| Page extract |

###

1:7 word of the LORD. This verse begins a series of eight visions. Since the next specific reference to a date occurs after all of them (Zechariah 7:1), it is likely that they were given in rapid succession, probably all on the same night, and that their respective messages are related sequentially in terms of the future events they foresee.
1:8 a man. The “man” is clearly the same as “the angel of the LORD” (Zechariah 1:11), and thus can be identified as none other than the pre-incarnate Christ, the second person of the Trinity. He continues to communicate with Zechariah in all the visions, guiding him in understanding their messages.
1:8 red horse. The “red horse” suggests conflict and war (compare Revelation 6:4) which eventually will be visited upon the nations that have been abusing the people of God, as well as on the apostates among Israel. In the company led by the Angel—evidently a part of the angelic host of heaven—were more red horses, but also some white and some speckled. Presumably these suggest there is mercy mixed with judgment in the mission of the heavenly army.

###

| Dataset entries |
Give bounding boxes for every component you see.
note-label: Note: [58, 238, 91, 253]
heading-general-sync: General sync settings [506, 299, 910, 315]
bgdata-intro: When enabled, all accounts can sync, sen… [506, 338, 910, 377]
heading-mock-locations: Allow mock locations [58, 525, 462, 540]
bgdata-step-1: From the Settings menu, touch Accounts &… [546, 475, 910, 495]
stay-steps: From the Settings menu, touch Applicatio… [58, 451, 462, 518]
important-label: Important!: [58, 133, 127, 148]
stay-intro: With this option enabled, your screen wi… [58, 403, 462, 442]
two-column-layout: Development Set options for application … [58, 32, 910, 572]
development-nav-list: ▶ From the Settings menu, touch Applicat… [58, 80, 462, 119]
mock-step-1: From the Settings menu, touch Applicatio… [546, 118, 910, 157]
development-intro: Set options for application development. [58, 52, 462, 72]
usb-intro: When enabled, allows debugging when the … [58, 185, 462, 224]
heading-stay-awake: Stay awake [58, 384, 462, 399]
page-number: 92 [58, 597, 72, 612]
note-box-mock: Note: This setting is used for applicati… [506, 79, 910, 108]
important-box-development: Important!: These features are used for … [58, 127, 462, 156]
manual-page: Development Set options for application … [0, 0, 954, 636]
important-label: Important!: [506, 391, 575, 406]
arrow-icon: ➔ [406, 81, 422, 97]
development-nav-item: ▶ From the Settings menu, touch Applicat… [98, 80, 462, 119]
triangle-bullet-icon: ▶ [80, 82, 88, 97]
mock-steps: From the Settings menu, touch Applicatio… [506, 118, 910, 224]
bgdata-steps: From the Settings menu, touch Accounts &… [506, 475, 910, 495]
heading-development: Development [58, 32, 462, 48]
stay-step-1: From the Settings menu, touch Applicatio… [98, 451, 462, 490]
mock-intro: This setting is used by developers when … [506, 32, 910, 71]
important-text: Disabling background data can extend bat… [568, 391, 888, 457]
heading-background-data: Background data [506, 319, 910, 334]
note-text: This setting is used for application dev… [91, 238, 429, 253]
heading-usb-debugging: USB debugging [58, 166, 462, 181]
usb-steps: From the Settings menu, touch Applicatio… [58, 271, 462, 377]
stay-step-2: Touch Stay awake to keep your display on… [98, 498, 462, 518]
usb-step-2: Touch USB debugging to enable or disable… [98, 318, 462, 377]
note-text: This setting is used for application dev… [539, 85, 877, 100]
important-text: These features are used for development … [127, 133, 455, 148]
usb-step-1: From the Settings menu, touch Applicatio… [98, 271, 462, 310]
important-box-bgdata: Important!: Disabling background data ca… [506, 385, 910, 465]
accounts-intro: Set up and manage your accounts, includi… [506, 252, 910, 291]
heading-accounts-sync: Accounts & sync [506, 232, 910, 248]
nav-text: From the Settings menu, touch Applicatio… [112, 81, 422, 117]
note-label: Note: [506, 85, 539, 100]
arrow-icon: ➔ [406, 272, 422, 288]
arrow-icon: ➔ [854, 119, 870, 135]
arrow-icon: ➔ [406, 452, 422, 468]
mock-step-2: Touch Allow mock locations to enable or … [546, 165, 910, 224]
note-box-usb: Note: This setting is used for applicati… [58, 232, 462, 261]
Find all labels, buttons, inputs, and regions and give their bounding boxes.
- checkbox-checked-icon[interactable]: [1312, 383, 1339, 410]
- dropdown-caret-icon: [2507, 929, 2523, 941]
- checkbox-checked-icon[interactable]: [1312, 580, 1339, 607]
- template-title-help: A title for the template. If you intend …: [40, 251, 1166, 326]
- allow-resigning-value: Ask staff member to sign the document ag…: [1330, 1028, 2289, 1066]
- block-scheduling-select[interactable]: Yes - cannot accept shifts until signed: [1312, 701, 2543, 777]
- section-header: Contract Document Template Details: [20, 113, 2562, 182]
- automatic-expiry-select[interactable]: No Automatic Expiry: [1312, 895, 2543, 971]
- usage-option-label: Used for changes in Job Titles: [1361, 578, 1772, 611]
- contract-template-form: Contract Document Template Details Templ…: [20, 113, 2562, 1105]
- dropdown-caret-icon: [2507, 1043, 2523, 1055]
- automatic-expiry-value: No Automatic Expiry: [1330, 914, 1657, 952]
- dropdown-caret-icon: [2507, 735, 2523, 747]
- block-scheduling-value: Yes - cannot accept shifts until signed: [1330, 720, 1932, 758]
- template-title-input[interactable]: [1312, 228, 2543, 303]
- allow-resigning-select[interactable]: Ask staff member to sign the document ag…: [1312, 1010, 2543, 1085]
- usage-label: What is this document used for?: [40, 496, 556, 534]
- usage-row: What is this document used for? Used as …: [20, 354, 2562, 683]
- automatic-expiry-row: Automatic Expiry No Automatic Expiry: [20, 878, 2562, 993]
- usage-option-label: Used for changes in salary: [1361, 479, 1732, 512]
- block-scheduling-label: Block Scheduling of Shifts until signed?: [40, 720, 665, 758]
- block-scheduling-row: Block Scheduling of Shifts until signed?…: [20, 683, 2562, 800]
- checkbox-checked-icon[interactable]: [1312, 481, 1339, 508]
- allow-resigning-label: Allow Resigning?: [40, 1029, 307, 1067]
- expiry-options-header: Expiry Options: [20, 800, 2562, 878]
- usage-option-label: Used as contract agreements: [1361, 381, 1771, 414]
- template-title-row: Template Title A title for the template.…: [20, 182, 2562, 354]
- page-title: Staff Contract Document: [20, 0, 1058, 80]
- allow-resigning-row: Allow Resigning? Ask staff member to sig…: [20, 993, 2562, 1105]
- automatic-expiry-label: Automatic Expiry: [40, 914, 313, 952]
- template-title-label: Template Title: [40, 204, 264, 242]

###

| Your instructions |
Resume the Zechariah commentary notes after the entry on the red horse. The listing comes from a different source than the commentary on Zechariah.

| Exercise result |
1:8 myrtle trees. The “myrtle trees” must represent the people of Israel in context, for the Angel had come to stand in their midst. The Hebrew for “myrtle” is the masculine equivalent of Hadassah, which was the Jewish name of Esther before she was made queen of Persia. In fact, it was not many years later when Esther would be saving the Jews in the Persian empire from Haman’s planned genocide.
1:8 the bottom. “The bottom” is translated from a Hebrew word used only this once in Scripture, and its meaning is uncertain. It seems to be suggesting that “the myrtle trees [Israel] in the bottom” are somehow in deep trouble and danger, but the Angel of Jehovah will intervene for them.
1:10 walk to and fro. Like Satan and his angels (e.g., Job 1:7; I Peter 5:8), God’s holy angels walk about on the earth on behalf of His people. Perhaps they are, in effect, “the eyes of the LORD” (II Chronicles 16:9). See also Zechariah 6:7.
1:12 angel of the LORD. The Angel of the LORD (i.e., the Second Person of the Trinity) here prays as an Intercessor or Mediator to the Lord of Hosts (i.e., the First Person) on behalf of His people. He is, indeed, “our Advocate with the Father” (I John 2:1).
1:12 threescore and ten years. The seventy years of prophesied exile had passed, and the Jewish remnant had come back home, but they still had not rebuilt the temple, as they had been commissioned to do. These visions given to Zechariah are intended to empower him (along with Haggai, whose testimony must soon end) to encourage and constrain them to complete it.
1:17 shall yet choose Jerusalem. The chosen people are not going to be “unchosen.” God has repeatedly punished them for disobedience, but “will yet choose Israel, and set them in their own land” (Isaiah 14:1). See also Jeremiah 30:11.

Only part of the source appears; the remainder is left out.